THE PROBLEM |
Pick out every line of the entries below where "this" occurs, and copy those lines.

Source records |
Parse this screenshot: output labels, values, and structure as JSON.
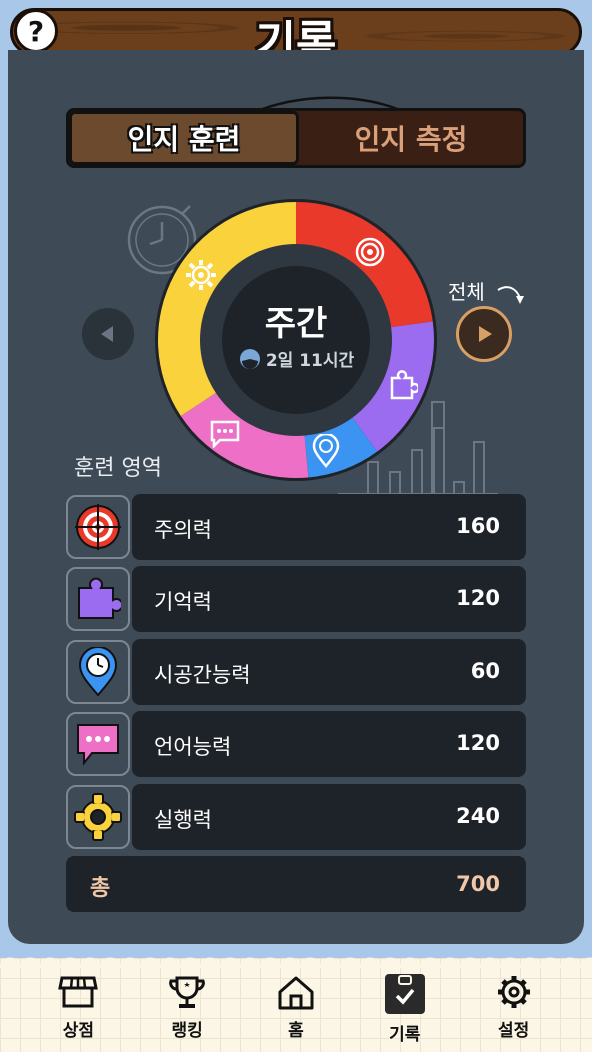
{
  "header": {
    "title": "기록",
    "help_label": "?"
  },
  "tabs": [
    {
      "label": "인지 훈련",
      "active": true
    },
    {
      "label": "인지 측정",
      "active": false
    }
  ],
  "chart": {
    "period_label": "주간",
    "duration_label": "2일 11시간",
    "all_label": "전체"
  },
  "section": {
    "label": "훈련 영역"
  },
  "chart_data": {
    "type": "pie",
    "categories": [
      "주의력",
      "기억력",
      "시공간능력",
      "언어능력",
      "실행력"
    ],
    "values": [
      160,
      120,
      60,
      120,
      240
    ],
    "colors": [
      "#e8392a",
      "#9b6cf0",
      "#3b93f2",
      "#ee6fc6",
      "#f9d23c"
    ]
  },
  "areas": [
    {
      "name": "주의력",
      "value": "160",
      "icon": "target-icon",
      "color": "#e8392a"
    },
    {
      "name": "기억력",
      "value": "120",
      "icon": "puzzle-icon",
      "color": "#9b6cf0"
    },
    {
      "name": "시공간능력",
      "value": "60",
      "icon": "location-clock-icon",
      "color": "#3b93f2"
    },
    {
      "name": "언어능력",
      "value": "120",
      "icon": "speech-bubble-icon",
      "color": "#ee6fc6"
    },
    {
      "name": "실행력",
      "value": "240",
      "icon": "gear-icon",
      "color": "#f9d23c"
    }
  ],
  "total": {
    "label": "총",
    "value": "700"
  },
  "nav": [
    {
      "label": "상점",
      "icon": "shop-icon",
      "active": false
    },
    {
      "label": "랭킹",
      "icon": "trophy-icon",
      "active": false
    },
    {
      "label": "홈",
      "icon": "home-icon",
      "active": false
    },
    {
      "label": "기록",
      "icon": "clipboard-check-icon",
      "active": true
    },
    {
      "label": "설정",
      "icon": "settings-icon",
      "active": false
    }
  ]
}
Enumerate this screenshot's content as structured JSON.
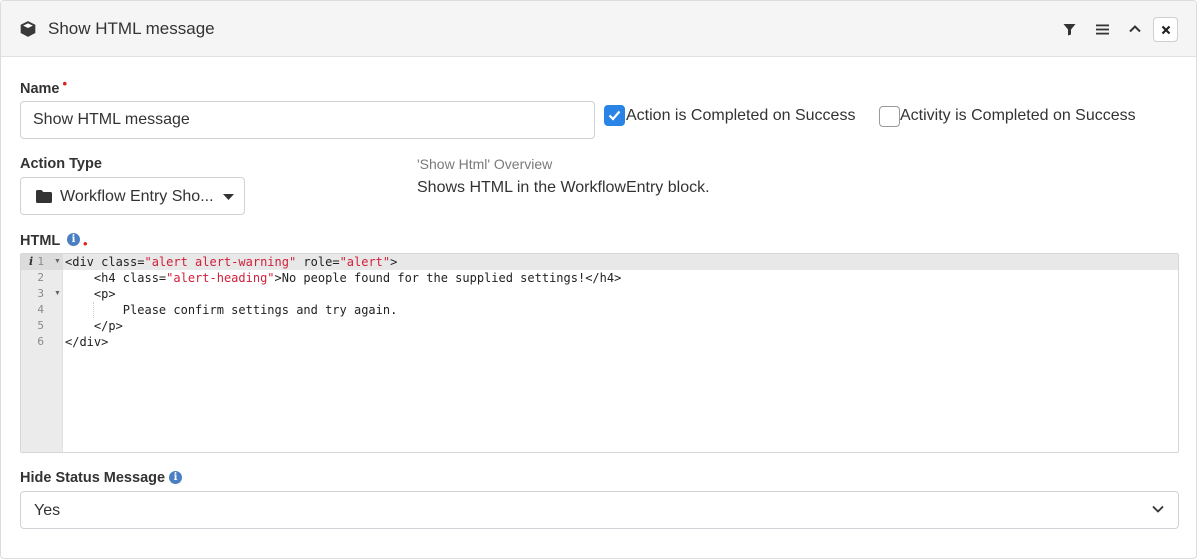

OUTPUT BELOW |
Parse this screenshot: output labels, values, and structure as JSON.
Enumerate this screenshot's content as structured JSON.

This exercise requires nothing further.